Set exercise:
Copy down every line where the string "altitude" shows up.

Recorded data:
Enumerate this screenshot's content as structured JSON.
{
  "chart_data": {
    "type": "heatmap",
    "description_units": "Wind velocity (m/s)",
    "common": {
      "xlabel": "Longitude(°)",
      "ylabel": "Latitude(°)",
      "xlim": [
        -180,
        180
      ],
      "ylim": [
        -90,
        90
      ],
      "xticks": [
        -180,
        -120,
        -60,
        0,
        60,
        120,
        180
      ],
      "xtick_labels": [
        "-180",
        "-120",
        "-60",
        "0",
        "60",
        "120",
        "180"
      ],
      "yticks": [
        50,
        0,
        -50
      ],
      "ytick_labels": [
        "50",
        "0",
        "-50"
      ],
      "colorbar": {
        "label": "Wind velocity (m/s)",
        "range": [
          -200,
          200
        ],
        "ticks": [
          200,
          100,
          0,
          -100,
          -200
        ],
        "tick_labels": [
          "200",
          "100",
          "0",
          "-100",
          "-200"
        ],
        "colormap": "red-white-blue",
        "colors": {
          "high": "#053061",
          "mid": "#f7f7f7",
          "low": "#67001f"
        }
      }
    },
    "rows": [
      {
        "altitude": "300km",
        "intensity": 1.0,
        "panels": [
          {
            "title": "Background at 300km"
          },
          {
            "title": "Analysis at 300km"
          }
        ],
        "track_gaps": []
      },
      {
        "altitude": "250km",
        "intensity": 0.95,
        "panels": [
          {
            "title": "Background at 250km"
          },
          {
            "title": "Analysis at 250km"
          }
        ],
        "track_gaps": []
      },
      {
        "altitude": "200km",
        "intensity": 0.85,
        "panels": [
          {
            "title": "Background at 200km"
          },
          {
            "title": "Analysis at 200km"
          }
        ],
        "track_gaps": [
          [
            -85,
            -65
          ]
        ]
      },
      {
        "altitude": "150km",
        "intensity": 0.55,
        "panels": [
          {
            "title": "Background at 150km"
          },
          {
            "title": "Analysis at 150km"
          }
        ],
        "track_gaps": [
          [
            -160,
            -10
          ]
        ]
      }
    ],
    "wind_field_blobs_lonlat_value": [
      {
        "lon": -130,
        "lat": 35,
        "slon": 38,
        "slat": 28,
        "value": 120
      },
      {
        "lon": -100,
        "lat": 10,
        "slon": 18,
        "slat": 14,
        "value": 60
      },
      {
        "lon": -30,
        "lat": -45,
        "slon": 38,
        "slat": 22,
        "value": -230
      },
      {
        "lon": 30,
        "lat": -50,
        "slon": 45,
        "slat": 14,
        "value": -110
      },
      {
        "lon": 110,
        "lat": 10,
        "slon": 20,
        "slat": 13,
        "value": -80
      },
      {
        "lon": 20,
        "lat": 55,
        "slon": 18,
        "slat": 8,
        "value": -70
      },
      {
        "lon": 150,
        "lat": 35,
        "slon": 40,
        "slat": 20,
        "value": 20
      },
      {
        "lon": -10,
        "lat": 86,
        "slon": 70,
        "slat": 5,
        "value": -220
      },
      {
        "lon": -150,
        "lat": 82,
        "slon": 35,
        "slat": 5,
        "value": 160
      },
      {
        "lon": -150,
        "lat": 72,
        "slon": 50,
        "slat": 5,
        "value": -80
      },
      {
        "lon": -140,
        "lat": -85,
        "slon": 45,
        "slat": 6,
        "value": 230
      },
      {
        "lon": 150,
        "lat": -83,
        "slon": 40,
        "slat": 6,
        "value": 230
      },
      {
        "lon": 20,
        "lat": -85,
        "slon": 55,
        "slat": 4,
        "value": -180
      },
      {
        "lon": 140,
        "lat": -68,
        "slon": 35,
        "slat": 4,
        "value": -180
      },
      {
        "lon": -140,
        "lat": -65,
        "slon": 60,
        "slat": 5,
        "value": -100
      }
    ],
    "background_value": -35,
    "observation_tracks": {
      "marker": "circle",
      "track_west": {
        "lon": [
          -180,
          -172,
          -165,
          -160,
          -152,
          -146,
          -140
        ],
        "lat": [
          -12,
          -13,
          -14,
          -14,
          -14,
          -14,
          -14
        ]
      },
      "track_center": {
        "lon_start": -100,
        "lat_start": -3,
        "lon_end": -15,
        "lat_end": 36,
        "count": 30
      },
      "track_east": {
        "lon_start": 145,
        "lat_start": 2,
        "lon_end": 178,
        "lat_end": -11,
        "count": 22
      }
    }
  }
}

Reply:
        "altitude": "300km",
        "altitude": "250km",
        "altitude": "200km",
        "altitude": "150km",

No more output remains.